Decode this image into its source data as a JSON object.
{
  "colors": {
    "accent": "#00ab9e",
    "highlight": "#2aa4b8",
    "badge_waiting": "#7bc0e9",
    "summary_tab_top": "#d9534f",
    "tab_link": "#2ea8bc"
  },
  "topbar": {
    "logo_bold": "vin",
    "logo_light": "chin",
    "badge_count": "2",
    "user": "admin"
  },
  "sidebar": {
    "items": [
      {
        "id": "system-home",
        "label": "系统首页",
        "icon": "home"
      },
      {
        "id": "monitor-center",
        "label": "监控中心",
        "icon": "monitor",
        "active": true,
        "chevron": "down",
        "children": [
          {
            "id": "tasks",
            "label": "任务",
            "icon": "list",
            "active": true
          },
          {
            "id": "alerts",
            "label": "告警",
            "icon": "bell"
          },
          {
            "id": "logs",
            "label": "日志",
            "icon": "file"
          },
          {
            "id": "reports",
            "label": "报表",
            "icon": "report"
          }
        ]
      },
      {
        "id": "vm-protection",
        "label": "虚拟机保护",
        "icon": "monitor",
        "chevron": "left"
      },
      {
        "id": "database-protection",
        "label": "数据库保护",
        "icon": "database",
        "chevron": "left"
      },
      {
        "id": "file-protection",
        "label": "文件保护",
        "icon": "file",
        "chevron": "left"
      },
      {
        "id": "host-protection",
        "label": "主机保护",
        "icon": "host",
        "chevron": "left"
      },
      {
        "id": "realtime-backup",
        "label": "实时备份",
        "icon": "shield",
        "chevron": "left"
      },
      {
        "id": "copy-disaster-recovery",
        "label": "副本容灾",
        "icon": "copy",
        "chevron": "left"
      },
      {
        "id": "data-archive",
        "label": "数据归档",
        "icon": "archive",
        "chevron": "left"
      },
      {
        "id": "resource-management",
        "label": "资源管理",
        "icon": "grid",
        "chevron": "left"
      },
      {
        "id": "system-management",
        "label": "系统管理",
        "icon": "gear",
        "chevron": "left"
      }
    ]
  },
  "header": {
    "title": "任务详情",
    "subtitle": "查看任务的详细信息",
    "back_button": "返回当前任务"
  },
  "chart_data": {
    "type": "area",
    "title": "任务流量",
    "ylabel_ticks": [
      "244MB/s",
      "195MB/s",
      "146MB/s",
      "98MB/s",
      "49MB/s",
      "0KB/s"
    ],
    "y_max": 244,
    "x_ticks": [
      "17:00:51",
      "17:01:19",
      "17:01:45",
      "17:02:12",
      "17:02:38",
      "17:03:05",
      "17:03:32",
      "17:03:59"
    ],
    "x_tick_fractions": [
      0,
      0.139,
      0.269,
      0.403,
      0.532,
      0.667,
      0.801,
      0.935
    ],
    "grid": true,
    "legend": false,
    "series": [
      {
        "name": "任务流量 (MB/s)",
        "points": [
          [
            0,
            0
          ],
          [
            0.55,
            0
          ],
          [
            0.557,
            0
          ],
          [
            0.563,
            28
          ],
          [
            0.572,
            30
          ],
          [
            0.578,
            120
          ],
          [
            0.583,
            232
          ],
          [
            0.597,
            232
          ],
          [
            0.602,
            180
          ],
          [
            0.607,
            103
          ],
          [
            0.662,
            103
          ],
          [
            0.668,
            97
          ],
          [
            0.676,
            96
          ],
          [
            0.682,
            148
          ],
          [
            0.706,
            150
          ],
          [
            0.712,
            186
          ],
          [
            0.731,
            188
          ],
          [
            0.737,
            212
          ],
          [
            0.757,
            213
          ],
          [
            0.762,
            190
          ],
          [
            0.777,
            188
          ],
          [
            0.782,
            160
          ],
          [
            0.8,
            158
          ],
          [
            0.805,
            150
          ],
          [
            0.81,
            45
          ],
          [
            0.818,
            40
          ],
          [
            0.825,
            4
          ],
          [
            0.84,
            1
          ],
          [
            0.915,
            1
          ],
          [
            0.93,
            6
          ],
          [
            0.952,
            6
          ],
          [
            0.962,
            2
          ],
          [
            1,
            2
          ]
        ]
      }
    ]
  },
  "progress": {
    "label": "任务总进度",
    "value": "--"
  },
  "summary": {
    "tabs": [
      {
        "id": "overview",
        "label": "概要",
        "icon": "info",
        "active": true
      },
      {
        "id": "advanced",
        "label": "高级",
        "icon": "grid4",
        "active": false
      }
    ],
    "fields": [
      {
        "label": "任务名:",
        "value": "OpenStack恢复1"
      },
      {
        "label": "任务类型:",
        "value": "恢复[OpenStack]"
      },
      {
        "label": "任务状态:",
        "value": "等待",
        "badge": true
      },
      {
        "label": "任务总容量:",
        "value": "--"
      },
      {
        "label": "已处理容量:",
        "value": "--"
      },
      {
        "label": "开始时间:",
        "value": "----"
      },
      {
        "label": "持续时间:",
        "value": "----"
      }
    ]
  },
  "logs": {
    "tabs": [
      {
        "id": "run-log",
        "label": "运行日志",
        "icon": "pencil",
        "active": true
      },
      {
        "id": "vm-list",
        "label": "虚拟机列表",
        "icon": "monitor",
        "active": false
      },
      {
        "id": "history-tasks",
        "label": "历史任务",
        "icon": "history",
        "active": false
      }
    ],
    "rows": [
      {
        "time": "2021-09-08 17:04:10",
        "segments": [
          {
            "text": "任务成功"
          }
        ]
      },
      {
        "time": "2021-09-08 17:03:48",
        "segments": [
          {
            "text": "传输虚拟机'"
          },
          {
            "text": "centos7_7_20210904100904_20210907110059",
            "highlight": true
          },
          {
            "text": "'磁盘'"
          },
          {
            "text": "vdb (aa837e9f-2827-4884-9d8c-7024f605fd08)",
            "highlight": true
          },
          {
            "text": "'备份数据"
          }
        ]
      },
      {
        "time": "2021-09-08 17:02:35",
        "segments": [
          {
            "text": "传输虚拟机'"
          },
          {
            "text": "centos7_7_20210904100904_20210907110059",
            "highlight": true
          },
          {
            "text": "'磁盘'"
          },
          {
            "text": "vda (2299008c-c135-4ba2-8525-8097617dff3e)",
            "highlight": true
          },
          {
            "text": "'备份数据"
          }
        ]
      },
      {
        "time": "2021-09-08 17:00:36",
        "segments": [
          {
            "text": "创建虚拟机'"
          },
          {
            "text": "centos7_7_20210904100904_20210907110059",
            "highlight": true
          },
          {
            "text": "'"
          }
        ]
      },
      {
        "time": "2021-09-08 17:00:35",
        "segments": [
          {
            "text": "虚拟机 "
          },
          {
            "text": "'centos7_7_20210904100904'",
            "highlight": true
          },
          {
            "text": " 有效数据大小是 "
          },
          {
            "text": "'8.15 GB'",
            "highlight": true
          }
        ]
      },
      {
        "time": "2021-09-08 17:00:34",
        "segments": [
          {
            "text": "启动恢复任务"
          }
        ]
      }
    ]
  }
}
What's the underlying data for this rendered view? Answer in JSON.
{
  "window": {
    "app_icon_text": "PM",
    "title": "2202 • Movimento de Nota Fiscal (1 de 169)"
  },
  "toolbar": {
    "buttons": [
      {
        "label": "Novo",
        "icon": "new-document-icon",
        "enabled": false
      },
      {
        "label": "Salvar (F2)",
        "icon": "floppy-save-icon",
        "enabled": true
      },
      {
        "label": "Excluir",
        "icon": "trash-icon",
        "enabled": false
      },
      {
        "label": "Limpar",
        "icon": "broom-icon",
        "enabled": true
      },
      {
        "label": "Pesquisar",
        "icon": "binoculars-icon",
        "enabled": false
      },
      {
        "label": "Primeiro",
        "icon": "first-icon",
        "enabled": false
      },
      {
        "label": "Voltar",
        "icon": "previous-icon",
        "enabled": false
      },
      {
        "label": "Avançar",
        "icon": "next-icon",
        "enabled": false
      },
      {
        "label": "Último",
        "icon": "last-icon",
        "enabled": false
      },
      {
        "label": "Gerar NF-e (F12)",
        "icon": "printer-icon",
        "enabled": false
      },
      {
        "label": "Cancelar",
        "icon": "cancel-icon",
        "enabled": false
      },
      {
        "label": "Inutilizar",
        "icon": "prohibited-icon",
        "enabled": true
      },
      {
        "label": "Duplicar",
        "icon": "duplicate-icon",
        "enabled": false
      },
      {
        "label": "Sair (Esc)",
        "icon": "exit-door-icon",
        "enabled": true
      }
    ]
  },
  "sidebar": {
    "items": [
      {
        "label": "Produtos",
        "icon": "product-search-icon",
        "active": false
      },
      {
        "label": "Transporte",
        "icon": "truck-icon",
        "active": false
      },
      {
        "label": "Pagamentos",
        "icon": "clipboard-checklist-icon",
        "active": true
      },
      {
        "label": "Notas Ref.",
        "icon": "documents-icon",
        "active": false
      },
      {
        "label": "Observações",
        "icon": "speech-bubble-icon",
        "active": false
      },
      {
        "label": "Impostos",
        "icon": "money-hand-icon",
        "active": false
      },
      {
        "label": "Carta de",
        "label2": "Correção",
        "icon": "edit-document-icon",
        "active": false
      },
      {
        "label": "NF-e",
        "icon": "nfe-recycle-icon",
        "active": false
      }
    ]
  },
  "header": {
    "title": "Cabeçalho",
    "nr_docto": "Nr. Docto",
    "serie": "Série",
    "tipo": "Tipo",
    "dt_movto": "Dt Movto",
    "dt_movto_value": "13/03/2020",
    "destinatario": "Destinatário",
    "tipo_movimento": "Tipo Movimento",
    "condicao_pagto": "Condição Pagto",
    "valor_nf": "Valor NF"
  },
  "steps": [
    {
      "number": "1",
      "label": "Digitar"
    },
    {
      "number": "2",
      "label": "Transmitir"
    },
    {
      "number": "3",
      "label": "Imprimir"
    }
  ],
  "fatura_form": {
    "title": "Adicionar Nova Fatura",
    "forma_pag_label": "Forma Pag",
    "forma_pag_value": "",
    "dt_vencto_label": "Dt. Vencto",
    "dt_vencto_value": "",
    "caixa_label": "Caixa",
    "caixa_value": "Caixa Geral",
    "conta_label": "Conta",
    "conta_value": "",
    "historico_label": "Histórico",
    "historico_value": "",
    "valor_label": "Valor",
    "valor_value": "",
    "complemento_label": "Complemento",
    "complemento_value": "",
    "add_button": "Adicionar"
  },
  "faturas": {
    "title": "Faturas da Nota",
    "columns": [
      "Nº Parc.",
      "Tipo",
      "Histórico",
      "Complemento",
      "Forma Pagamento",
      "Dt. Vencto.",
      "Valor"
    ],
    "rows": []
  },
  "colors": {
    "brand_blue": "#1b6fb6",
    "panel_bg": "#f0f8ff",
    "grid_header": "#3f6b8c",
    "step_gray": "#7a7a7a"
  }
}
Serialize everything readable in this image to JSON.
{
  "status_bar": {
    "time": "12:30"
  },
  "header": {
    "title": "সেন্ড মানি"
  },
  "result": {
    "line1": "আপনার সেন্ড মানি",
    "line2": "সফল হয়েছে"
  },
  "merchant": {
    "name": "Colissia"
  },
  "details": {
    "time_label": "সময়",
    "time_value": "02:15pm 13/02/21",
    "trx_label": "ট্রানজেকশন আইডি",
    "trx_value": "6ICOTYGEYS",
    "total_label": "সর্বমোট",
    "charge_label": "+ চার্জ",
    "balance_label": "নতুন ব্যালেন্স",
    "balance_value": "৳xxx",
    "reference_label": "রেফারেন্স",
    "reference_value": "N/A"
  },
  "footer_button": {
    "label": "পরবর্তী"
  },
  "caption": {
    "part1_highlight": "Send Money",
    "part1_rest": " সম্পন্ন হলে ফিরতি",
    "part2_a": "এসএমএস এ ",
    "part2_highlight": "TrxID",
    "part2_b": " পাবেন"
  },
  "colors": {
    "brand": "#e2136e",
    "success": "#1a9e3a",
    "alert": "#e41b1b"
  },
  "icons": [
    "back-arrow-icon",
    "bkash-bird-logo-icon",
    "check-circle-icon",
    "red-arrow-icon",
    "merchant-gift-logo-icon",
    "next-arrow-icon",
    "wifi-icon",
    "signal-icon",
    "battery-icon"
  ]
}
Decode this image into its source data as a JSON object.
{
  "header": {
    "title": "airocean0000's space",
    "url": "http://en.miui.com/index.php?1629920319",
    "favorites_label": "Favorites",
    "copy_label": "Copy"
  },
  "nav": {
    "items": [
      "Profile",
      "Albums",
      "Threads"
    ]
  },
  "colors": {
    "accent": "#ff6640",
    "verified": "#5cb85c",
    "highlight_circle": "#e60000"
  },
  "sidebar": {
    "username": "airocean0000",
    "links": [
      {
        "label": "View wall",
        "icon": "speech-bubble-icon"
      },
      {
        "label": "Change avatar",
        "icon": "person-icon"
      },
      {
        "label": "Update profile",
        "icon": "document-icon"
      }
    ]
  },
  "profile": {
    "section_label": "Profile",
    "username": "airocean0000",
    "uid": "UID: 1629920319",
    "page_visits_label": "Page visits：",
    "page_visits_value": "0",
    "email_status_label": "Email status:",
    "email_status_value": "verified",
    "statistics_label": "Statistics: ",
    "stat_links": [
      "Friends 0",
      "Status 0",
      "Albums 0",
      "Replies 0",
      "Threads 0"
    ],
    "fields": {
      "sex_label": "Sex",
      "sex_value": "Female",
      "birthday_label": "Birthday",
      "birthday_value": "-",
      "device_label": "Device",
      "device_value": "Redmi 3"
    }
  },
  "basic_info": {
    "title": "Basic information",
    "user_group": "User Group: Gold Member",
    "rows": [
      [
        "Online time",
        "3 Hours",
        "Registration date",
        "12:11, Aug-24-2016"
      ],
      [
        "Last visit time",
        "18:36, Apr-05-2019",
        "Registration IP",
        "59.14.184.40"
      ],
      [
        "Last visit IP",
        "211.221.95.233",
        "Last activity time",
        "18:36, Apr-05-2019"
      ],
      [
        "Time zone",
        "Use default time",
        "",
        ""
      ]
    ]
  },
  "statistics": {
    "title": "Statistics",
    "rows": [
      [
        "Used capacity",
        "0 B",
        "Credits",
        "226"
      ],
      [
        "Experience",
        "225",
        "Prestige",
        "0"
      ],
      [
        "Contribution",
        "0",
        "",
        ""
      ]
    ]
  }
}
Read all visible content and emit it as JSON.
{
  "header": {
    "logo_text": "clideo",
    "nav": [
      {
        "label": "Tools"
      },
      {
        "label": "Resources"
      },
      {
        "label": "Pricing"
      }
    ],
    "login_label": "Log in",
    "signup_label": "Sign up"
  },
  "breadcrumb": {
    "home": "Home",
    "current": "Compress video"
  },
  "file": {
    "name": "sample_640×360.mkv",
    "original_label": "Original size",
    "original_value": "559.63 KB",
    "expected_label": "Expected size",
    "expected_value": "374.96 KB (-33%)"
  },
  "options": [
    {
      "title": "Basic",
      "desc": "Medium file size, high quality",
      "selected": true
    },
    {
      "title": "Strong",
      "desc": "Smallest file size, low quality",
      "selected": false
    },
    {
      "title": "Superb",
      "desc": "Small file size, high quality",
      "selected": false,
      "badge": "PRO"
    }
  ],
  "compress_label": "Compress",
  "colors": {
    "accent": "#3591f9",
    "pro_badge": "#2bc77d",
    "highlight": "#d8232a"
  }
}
◆ ◆ ◆
§ Objective: Which lines contain "bubble"? Copy each of them out.

§ Finished answer:
        "icon": "speech-bubble-icon",
        "icon": "speech-bubble-icon"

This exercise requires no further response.